_EXERCISE REQUIREMENTS_: Reproduce all rows below with every occurrence of "decorative-bar" replaced by "background-bar" and no other changes. Omit the pictures from the output.
--- Begin ---
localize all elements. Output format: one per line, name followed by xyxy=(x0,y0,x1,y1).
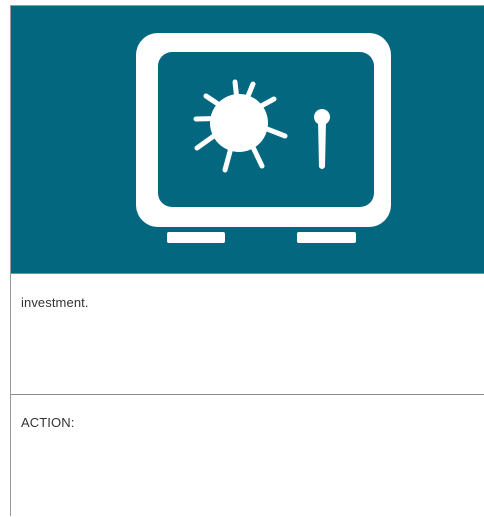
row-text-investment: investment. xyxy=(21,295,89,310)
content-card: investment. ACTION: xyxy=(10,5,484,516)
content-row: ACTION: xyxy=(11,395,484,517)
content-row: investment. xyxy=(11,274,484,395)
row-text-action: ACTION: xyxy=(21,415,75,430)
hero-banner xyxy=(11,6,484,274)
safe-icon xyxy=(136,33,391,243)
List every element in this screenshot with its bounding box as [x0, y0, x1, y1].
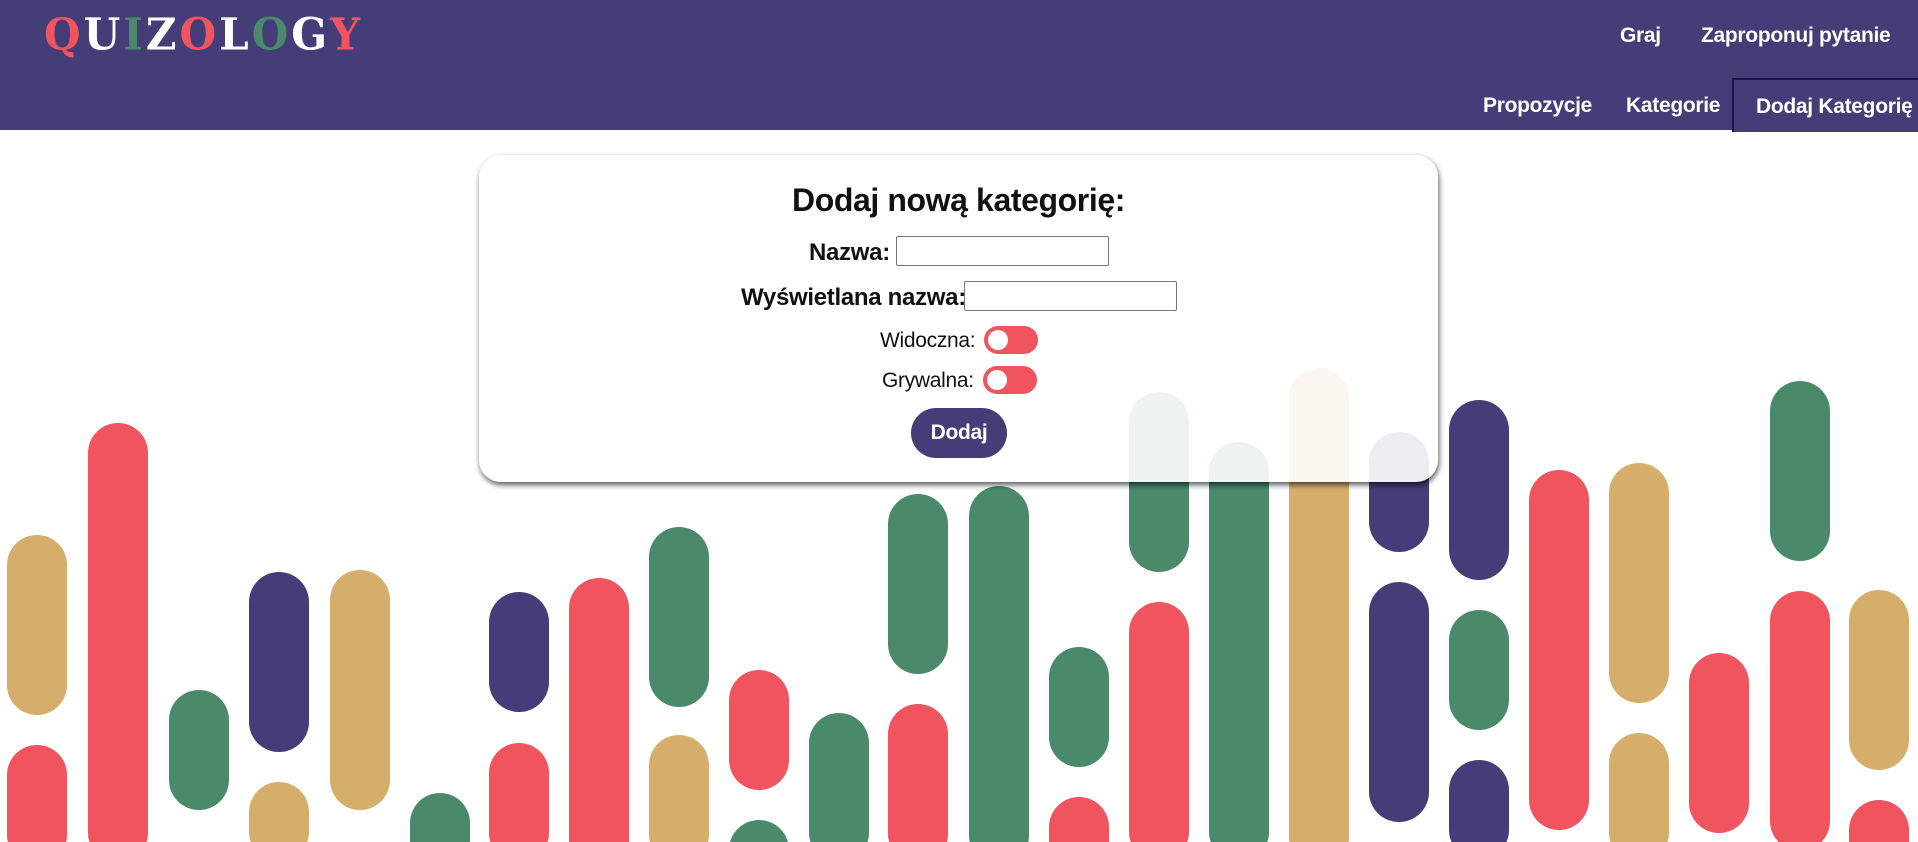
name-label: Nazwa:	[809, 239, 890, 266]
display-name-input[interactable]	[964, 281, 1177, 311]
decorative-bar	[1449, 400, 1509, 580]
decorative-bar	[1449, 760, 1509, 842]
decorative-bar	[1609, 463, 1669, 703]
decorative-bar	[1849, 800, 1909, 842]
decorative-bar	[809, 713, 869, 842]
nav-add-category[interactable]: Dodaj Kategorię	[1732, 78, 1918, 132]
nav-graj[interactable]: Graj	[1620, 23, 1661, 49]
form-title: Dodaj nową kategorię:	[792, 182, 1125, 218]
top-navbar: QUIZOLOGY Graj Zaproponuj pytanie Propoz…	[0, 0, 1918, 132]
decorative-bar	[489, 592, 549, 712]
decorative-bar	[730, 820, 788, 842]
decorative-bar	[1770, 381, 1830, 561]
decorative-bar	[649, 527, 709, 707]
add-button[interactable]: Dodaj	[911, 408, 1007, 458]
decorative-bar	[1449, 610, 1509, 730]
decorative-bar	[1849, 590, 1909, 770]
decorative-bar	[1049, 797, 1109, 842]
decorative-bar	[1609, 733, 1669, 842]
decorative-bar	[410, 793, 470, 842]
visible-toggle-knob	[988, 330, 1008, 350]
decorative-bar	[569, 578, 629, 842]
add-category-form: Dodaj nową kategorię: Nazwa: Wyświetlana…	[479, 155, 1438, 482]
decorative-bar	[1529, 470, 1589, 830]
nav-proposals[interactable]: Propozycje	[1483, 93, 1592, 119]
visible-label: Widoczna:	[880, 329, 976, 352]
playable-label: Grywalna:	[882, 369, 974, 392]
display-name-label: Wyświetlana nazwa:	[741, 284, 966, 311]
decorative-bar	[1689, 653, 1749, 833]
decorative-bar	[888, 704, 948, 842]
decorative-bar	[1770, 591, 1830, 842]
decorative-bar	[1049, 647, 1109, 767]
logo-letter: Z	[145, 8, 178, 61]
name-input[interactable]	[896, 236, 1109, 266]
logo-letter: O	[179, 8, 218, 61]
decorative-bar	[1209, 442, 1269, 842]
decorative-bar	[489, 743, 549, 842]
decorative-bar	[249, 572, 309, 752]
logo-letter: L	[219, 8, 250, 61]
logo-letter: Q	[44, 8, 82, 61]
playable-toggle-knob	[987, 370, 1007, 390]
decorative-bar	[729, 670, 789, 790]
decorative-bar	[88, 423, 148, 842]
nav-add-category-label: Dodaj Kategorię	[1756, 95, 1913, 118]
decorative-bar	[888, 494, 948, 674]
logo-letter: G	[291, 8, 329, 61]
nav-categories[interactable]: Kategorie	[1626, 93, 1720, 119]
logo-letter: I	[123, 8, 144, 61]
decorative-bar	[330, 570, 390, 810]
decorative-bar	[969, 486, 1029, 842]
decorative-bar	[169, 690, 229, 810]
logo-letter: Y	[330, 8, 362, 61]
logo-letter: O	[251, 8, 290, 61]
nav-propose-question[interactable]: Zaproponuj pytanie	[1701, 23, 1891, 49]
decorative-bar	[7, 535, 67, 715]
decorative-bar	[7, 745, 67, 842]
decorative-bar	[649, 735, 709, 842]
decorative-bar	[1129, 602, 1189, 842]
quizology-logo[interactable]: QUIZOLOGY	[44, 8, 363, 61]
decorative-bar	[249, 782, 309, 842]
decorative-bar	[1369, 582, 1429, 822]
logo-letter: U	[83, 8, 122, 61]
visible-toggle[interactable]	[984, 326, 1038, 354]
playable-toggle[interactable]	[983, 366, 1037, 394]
--- End ---
_REPLY_:
localize all elements. Output format: one per line, name followed by xyxy=(x0,y0,x1,y1).
row-text-investment: investment. xyxy=(21,295,89,310)
content-card: investment. ACTION: xyxy=(10,5,484,516)
content-row: ACTION: xyxy=(11,395,484,517)
content-row: investment. xyxy=(11,274,484,395)
row-text-action: ACTION: xyxy=(21,415,75,430)
hero-banner xyxy=(11,6,484,274)
safe-icon xyxy=(136,33,391,243)
List every element in this screenshot with its bounding box as [x0, y0, x1, y1].
name-label: Nazwa:	[809, 239, 890, 266]
display-name-input[interactable]	[964, 281, 1177, 311]
background-bar	[1449, 400, 1509, 580]
background-bar	[1449, 760, 1509, 842]
background-bar	[1609, 463, 1669, 703]
background-bar	[1849, 800, 1909, 842]
background-bar	[809, 713, 869, 842]
nav-add-category[interactable]: Dodaj Kategorię	[1732, 78, 1918, 132]
nav-graj[interactable]: Graj	[1620, 23, 1661, 49]
form-title: Dodaj nową kategorię:	[792, 182, 1125, 218]
top-navbar: QUIZOLOGY Graj Zaproponuj pytanie Propoz…	[0, 0, 1918, 132]
background-bar	[489, 592, 549, 712]
background-bar	[730, 820, 788, 842]
background-bar	[1770, 381, 1830, 561]
background-bar	[649, 527, 709, 707]
add-button[interactable]: Dodaj	[911, 408, 1007, 458]
background-bar	[1449, 610, 1509, 730]
background-bar	[1849, 590, 1909, 770]
background-bar	[1049, 797, 1109, 842]
background-bar	[1609, 733, 1669, 842]
background-bar	[410, 793, 470, 842]
visible-toggle-knob	[988, 330, 1008, 350]
background-bar	[569, 578, 629, 842]
add-category-form: Dodaj nową kategorię: Nazwa: Wyświetlana…	[479, 155, 1438, 482]
background-bar	[1529, 470, 1589, 830]
nav-proposals[interactable]: Propozycje	[1483, 93, 1592, 119]
visible-label: Widoczna:	[880, 329, 976, 352]
playable-label: Grywalna:	[882, 369, 974, 392]
display-name-label: Wyświetlana nazwa:	[741, 284, 966, 311]
background-bar	[1689, 653, 1749, 833]
background-bar	[888, 704, 948, 842]
background-bar	[1770, 591, 1830, 842]
background-bar	[1049, 647, 1109, 767]
logo-letter: Z	[145, 8, 178, 61]
name-input[interactable]	[896, 236, 1109, 266]
logo-letter: O	[179, 8, 218, 61]
background-bar	[1209, 442, 1269, 842]
background-bar	[489, 743, 549, 842]
background-bar	[249, 572, 309, 752]
logo-letter: L	[219, 8, 250, 61]
logo-letter: Q	[44, 8, 82, 61]
playable-toggle-knob	[987, 370, 1007, 390]
background-bar	[729, 670, 789, 790]
background-bar	[88, 423, 148, 842]
nav-add-category-label: Dodaj Kategorię	[1756, 95, 1913, 118]
background-bar	[888, 494, 948, 674]
logo-letter: G	[291, 8, 329, 61]
nav-categories[interactable]: Kategorie	[1626, 93, 1720, 119]
logo-letter: I	[123, 8, 144, 61]
background-bar	[330, 570, 390, 810]
background-bar	[969, 486, 1029, 842]
background-bar	[169, 690, 229, 810]
logo-letter: Y	[330, 8, 362, 61]
logo-letter: O	[251, 8, 290, 61]
nav-propose-question[interactable]: Zaproponuj pytanie	[1701, 23, 1891, 49]
background-bar	[7, 535, 67, 715]
background-bar	[7, 745, 67, 842]
background-bar	[649, 735, 709, 842]
background-bar	[1129, 602, 1189, 842]
quizology-logo[interactable]: QUIZOLOGY	[44, 8, 363, 61]
background-bar	[249, 782, 309, 842]
background-bar	[1369, 582, 1429, 822]
logo-letter: U	[83, 8, 122, 61]
visible-toggle[interactable]	[984, 326, 1038, 354]
playable-toggle[interactable]	[983, 366, 1037, 394]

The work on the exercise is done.